▶ **EXERCISE**
The answer should be the records below, word for word, with every image left out.

══════════

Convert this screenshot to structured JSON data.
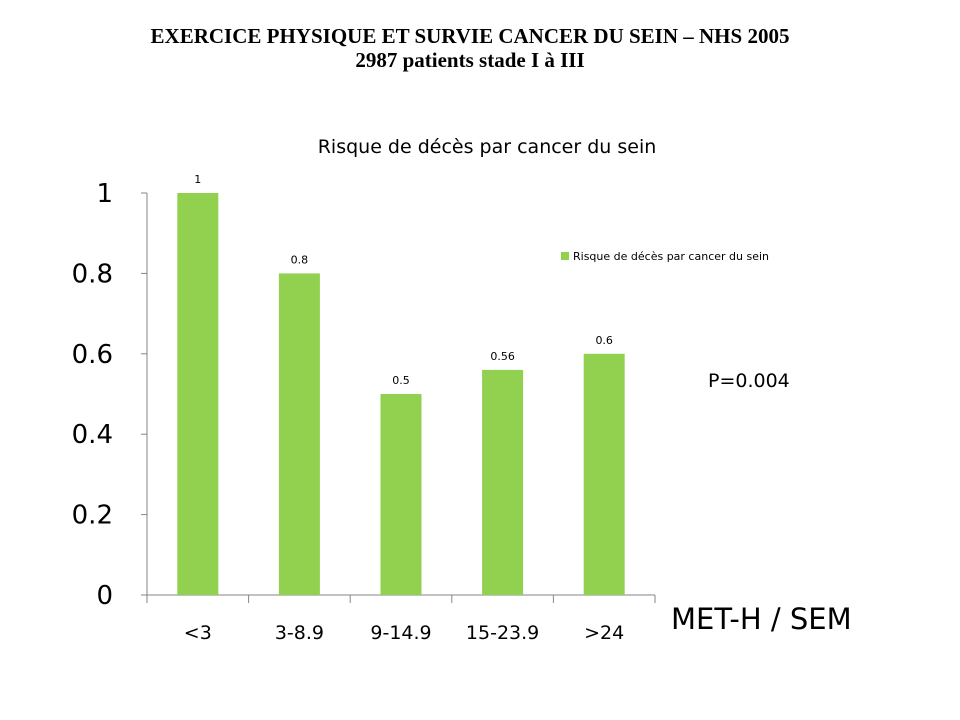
{
  "slide": {
    "title_line1": "EXERCICE PHYSIQUE ET SURVIE CANCER DU SEIN – NHS 2005",
    "title_line2": "2987 patients stade I à III"
  },
  "chart_data": {
    "type": "bar",
    "title": "Risque de décès par cancer du sein",
    "categories": [
      "<3",
      "3-8.9",
      "9-14.9",
      "15-23.9",
      ">24"
    ],
    "series": [
      {
        "name": "Risque de décès par cancer du sein",
        "values": [
          1,
          0.8,
          0.5,
          0.56,
          0.6
        ],
        "color": "#92d050"
      }
    ],
    "data_labels": [
      "1",
      "0.8",
      "0.5",
      "0.56",
      "0.6"
    ],
    "ylim": [
      0,
      1
    ],
    "yticks": [
      0,
      0.2,
      0.4,
      0.6,
      0.8,
      1
    ],
    "ytick_labels": [
      "0",
      "0.2",
      "0.4",
      "0.6",
      "0.8",
      "1"
    ],
    "xlabel": "MET-H / SEM",
    "ylabel": "",
    "annotation": "P=0.004",
    "legend_position": "right",
    "grid": false
  }
}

══════════

▶ **SOLUTION**
Convert this screenshot to structured JSON data.
{
  "slide": {
    "title_line1": "EXERCICE PHYSIQUE ET SURVIE CANCER DU SEIN – NHS 2005",
    "title_line2": "2987 patients stade I à III"
  },
  "chart_data": {
    "type": "bar",
    "title": "Risque de décès par cancer du sein",
    "categories": [
      "<3",
      "3-8.9",
      "9-14.9",
      "15-23.9",
      ">24"
    ],
    "series": [
      {
        "name": "Risque de décès par cancer du sein",
        "values": [
          1,
          0.8,
          0.5,
          0.56,
          0.6
        ],
        "color": "#92d050"
      }
    ],
    "data_labels": [
      "1",
      "0.8",
      "0.5",
      "0.56",
      "0.6"
    ],
    "ylim": [
      0,
      1
    ],
    "yticks": [
      0,
      0.2,
      0.4,
      0.6,
      0.8,
      1
    ],
    "ytick_labels": [
      "0",
      "0.2",
      "0.4",
      "0.6",
      "0.8",
      "1"
    ],
    "xlabel": "MET-H / SEM",
    "ylabel": "",
    "annotation": "P=0.004",
    "legend_position": "right",
    "grid": false
  }
}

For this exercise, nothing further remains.